Records supplied →
--------
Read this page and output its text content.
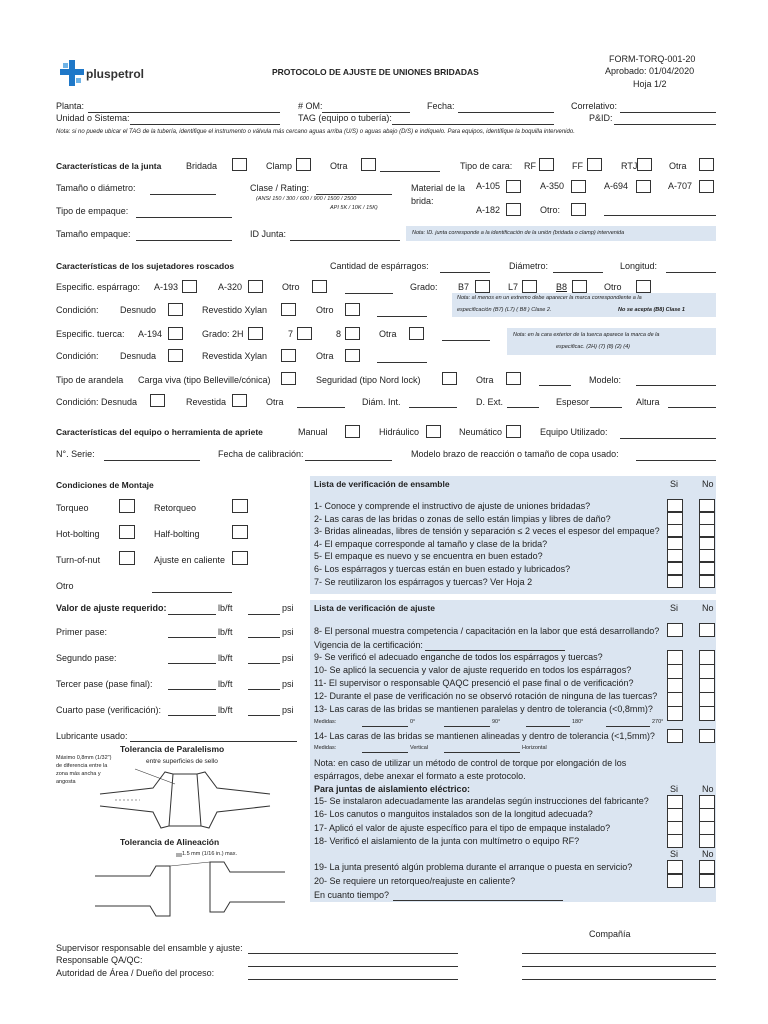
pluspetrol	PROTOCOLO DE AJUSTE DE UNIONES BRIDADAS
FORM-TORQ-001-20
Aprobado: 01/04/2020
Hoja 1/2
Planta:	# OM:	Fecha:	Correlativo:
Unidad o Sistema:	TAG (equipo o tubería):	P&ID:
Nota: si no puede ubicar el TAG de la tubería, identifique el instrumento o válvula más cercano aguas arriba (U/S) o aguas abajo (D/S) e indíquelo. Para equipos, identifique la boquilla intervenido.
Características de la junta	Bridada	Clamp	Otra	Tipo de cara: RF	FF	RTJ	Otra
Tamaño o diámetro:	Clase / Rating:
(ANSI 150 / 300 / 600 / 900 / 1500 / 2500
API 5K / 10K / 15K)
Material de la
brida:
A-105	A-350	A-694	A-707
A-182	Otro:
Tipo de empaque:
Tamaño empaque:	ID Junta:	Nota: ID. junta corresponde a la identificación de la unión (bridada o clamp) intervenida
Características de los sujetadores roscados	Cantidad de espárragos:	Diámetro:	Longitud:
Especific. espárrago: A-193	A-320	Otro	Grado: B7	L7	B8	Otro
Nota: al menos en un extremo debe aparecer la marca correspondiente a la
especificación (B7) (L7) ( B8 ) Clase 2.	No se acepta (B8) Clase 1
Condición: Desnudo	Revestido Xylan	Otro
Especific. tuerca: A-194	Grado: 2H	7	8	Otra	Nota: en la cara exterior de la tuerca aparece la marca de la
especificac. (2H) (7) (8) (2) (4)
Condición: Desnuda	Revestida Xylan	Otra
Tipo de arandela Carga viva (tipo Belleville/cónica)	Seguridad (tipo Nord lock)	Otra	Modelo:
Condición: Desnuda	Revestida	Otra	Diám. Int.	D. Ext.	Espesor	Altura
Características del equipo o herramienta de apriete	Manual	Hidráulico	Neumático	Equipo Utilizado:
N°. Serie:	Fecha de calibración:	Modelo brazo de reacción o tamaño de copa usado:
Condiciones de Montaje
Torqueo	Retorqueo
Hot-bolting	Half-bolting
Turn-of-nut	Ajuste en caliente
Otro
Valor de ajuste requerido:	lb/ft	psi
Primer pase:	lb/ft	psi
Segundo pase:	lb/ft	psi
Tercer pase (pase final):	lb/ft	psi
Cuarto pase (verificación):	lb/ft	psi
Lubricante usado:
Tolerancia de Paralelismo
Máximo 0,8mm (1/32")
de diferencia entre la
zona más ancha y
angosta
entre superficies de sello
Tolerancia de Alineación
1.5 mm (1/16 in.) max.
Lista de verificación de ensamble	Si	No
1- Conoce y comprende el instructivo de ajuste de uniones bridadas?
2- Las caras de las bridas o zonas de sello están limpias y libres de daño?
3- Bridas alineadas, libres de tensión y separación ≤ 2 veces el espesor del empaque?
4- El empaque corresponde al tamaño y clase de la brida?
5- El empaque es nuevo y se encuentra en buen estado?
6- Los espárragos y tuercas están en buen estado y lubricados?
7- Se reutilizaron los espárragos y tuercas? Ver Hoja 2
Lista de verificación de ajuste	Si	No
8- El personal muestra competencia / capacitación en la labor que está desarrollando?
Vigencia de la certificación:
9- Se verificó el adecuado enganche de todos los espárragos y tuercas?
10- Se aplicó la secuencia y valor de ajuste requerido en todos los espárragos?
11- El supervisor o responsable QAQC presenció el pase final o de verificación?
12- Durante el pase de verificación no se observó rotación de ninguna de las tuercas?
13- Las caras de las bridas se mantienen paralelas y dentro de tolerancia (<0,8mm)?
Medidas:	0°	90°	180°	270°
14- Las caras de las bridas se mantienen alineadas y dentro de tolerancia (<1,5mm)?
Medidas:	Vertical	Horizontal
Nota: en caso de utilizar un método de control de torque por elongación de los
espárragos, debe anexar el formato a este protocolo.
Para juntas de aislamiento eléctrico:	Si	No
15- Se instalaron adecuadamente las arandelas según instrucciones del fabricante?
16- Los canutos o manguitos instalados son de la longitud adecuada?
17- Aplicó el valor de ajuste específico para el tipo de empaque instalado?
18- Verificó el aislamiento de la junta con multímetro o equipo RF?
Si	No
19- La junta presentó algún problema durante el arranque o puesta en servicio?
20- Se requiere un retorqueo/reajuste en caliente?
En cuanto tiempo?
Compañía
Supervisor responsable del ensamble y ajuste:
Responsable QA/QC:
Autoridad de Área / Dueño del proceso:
--------
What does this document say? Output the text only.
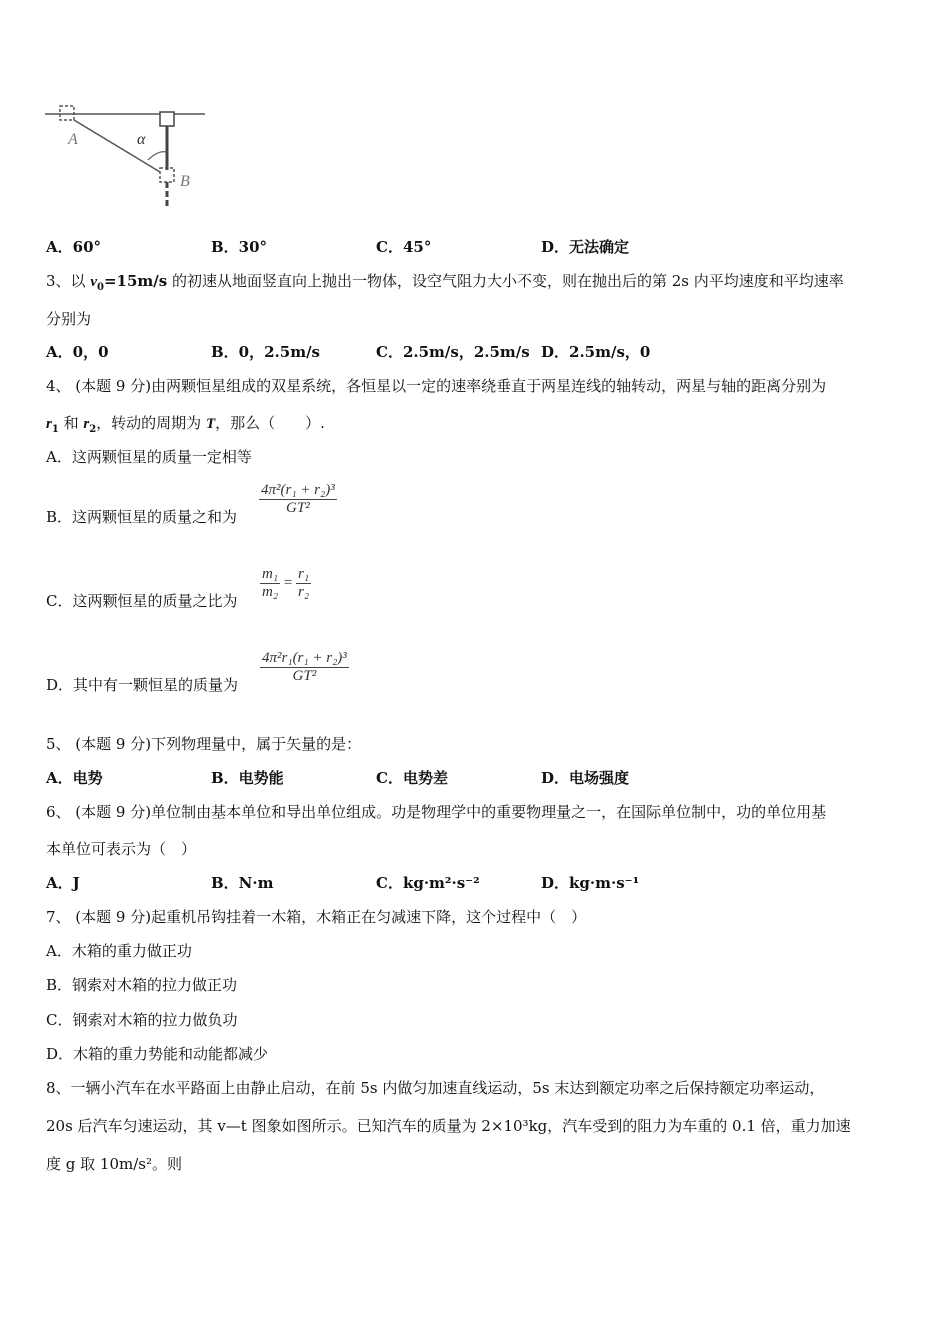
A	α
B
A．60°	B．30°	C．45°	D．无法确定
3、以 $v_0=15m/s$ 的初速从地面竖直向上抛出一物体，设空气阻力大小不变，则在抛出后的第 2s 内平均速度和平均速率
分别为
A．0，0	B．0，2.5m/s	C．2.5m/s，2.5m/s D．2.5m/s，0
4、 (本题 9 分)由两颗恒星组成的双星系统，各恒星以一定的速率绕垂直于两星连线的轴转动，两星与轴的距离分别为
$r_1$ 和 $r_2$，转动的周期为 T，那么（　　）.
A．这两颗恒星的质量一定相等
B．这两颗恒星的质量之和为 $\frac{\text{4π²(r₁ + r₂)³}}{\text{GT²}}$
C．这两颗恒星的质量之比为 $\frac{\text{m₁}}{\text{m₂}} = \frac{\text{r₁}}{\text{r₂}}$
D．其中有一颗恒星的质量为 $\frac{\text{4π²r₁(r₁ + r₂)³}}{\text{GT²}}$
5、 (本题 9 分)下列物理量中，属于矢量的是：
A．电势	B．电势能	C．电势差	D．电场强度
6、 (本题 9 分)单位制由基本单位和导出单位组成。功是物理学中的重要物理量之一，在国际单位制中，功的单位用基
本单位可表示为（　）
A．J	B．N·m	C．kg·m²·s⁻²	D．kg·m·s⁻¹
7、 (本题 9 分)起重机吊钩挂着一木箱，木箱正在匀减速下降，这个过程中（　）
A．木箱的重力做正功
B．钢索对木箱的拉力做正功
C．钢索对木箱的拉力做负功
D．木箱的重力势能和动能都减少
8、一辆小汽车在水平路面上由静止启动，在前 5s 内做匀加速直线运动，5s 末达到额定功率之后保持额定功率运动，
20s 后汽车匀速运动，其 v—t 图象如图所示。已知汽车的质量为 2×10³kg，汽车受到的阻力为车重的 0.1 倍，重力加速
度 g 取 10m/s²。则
--------
Task to carry out → Your task is to gather all lines from the entries above that hold the word "Características".

Solution →
Características de la junta	Bridada	Clamp	Otra	Tipo de cara: RF	FF	RTJ	Otra
Características de los sujetadores roscados	Cantidad de espárragos:	Diámetro:	Longitud:
Características del equipo o herramienta de apriete	Manual	Hidráulico	Neumático	Equipo Utilizado:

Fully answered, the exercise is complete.